Exercise instructions → Retype each line exactly. Skip images.

Figure dataset records:
┄┄┄┄┄┄

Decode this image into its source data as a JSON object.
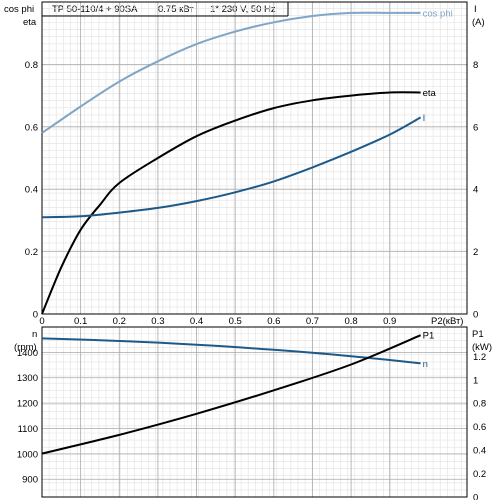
{
  "header": {
    "title": "TP 50-110/4 + 90SA",
    "power": "0.75 кВт",
    "supply": "1* 230 V, 50 Hz"
  },
  "chart_data": [
    {
      "type": "line",
      "panel": "top",
      "left_axis": {
        "label_top": "cos phi",
        "label_second": "eta",
        "range": [
          0,
          1.0
        ],
        "ticks": [
          0,
          0.2,
          0.4,
          0.6,
          0.8
        ]
      },
      "right_axis": {
        "label_top": "I",
        "label_second": "(A)",
        "range": [
          0,
          10
        ],
        "ticks": [
          0,
          2,
          4,
          6,
          8
        ]
      },
      "x_axis": {
        "label": "P2(кВт)",
        "range": [
          0,
          1.1
        ],
        "ticks": [
          0,
          0.1,
          0.2,
          0.3,
          0.4,
          0.5,
          0.6,
          0.7,
          0.8,
          0.9
        ]
      },
      "grid": true,
      "series": [
        {
          "name": "cos phi",
          "axis": "left",
          "color": "#7fa5c7",
          "x": [
            0,
            0.1,
            0.2,
            0.3,
            0.4,
            0.5,
            0.6,
            0.7,
            0.8,
            0.9,
            0.98
          ],
          "y": [
            0.58,
            0.665,
            0.745,
            0.81,
            0.865,
            0.905,
            0.935,
            0.955,
            0.965,
            0.965,
            0.965
          ]
        },
        {
          "name": "eta",
          "axis": "left",
          "color": "#000000",
          "x": [
            0,
            0.05,
            0.1,
            0.15,
            0.2,
            0.3,
            0.4,
            0.5,
            0.6,
            0.7,
            0.8,
            0.9,
            0.98
          ],
          "y": [
            0,
            0.15,
            0.27,
            0.35,
            0.42,
            0.5,
            0.57,
            0.62,
            0.66,
            0.685,
            0.7,
            0.71,
            0.71
          ]
        },
        {
          "name": "I",
          "axis": "right",
          "color": "#1d5a8a",
          "x": [
            0,
            0.1,
            0.2,
            0.3,
            0.4,
            0.5,
            0.6,
            0.7,
            0.8,
            0.9,
            0.98
          ],
          "y": [
            3.1,
            3.13,
            3.25,
            3.4,
            3.62,
            3.9,
            4.25,
            4.7,
            5.2,
            5.75,
            6.3
          ]
        }
      ]
    },
    {
      "type": "line",
      "panel": "bottom",
      "left_axis": {
        "label_top": "n",
        "label_second": "(rpm)",
        "range": [
          830,
          1500
        ],
        "ticks": [
          900,
          1000,
          1100,
          1200,
          1300,
          1400
        ]
      },
      "right_axis": {
        "label_top": "P1",
        "label_second": "(kW)",
        "range": [
          0,
          1.45
        ],
        "ticks": [
          0,
          0.2,
          0.4,
          0.6,
          0.8,
          1.0,
          1.2
        ]
      },
      "x_axis": {
        "range": [
          0,
          1.1
        ]
      },
      "grid": true,
      "series": [
        {
          "name": "n",
          "axis": "left",
          "color": "#1d5a8a",
          "x": [
            0,
            0.2,
            0.4,
            0.6,
            0.8,
            0.98
          ],
          "y": [
            1455,
            1445,
            1430,
            1410,
            1385,
            1357
          ]
        },
        {
          "name": "P1",
          "axis": "right",
          "color": "#000000",
          "x": [
            0,
            0.2,
            0.4,
            0.6,
            0.8,
            0.98
          ],
          "y": [
            0.37,
            0.53,
            0.71,
            0.91,
            1.13,
            1.38
          ]
        }
      ]
    }
  ]
}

┄┄┄┄┄┄

Right answer →
Decode this image into its source data as a JSON object.
{
  "header": {
    "title": "TP 50-110/4 + 90SA",
    "power": "0.75 кВт",
    "supply": "1* 230 V, 50 Hz"
  },
  "chart_data": [
    {
      "type": "line",
      "panel": "top",
      "left_axis": {
        "label_top": "cos phi",
        "label_second": "eta",
        "range": [
          0,
          1.0
        ],
        "ticks": [
          0,
          0.2,
          0.4,
          0.6,
          0.8
        ]
      },
      "right_axis": {
        "label_top": "I",
        "label_second": "(A)",
        "range": [
          0,
          10
        ],
        "ticks": [
          0,
          2,
          4,
          6,
          8
        ]
      },
      "x_axis": {
        "label": "P2(кВт)",
        "range": [
          0,
          1.1
        ],
        "ticks": [
          0,
          0.1,
          0.2,
          0.3,
          0.4,
          0.5,
          0.6,
          0.7,
          0.8,
          0.9
        ]
      },
      "grid": true,
      "series": [
        {
          "name": "cos phi",
          "axis": "left",
          "color": "#7fa5c7",
          "x": [
            0,
            0.1,
            0.2,
            0.3,
            0.4,
            0.5,
            0.6,
            0.7,
            0.8,
            0.9,
            0.98
          ],
          "y": [
            0.58,
            0.665,
            0.745,
            0.81,
            0.865,
            0.905,
            0.935,
            0.955,
            0.965,
            0.965,
            0.965
          ]
        },
        {
          "name": "eta",
          "axis": "left",
          "color": "#000000",
          "x": [
            0,
            0.05,
            0.1,
            0.15,
            0.2,
            0.3,
            0.4,
            0.5,
            0.6,
            0.7,
            0.8,
            0.9,
            0.98
          ],
          "y": [
            0,
            0.15,
            0.27,
            0.35,
            0.42,
            0.5,
            0.57,
            0.62,
            0.66,
            0.685,
            0.7,
            0.71,
            0.71
          ]
        },
        {
          "name": "I",
          "axis": "right",
          "color": "#1d5a8a",
          "x": [
            0,
            0.1,
            0.2,
            0.3,
            0.4,
            0.5,
            0.6,
            0.7,
            0.8,
            0.9,
            0.98
          ],
          "y": [
            3.1,
            3.13,
            3.25,
            3.4,
            3.62,
            3.9,
            4.25,
            4.7,
            5.2,
            5.75,
            6.3
          ]
        }
      ]
    },
    {
      "type": "line",
      "panel": "bottom",
      "left_axis": {
        "label_top": "n",
        "label_second": "(rpm)",
        "range": [
          830,
          1500
        ],
        "ticks": [
          900,
          1000,
          1100,
          1200,
          1300,
          1400
        ]
      },
      "right_axis": {
        "label_top": "P1",
        "label_second": "(kW)",
        "range": [
          0,
          1.45
        ],
        "ticks": [
          0,
          0.2,
          0.4,
          0.6,
          0.8,
          1.0,
          1.2
        ]
      },
      "x_axis": {
        "range": [
          0,
          1.1
        ]
      },
      "grid": true,
      "series": [
        {
          "name": "n",
          "axis": "left",
          "color": "#1d5a8a",
          "x": [
            0,
            0.2,
            0.4,
            0.6,
            0.8,
            0.98
          ],
          "y": [
            1455,
            1445,
            1430,
            1410,
            1385,
            1357
          ]
        },
        {
          "name": "P1",
          "axis": "right",
          "color": "#000000",
          "x": [
            0,
            0.2,
            0.4,
            0.6,
            0.8,
            0.98
          ],
          "y": [
            0.37,
            0.53,
            0.71,
            0.91,
            1.13,
            1.38
          ]
        }
      ]
    }
  ]
}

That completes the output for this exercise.